- [DIRECTIONS FOR THIS TASK]
From the entries that follow, gather each line holding the word "drink".

- [Extracted data entries]
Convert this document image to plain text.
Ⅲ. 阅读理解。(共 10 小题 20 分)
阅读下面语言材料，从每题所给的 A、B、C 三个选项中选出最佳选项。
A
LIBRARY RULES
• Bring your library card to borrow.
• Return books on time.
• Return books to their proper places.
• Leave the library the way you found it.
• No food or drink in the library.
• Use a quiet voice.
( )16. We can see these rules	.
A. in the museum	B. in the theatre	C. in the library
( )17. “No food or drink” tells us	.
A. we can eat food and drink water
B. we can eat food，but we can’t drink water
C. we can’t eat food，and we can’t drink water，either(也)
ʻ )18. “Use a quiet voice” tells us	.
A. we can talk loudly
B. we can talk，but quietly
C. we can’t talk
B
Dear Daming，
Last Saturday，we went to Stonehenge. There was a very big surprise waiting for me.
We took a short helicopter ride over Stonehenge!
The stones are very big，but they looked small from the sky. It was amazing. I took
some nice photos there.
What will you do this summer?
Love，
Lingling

- [RESPONSE TO THE TASK]
• No food or drink in the library.
( )17. “No food or drink” tells us	.
A. we can eat food and drink water
B. we can eat food，but we can’t drink water
C. we can’t eat food，and we can’t drink water，either(也)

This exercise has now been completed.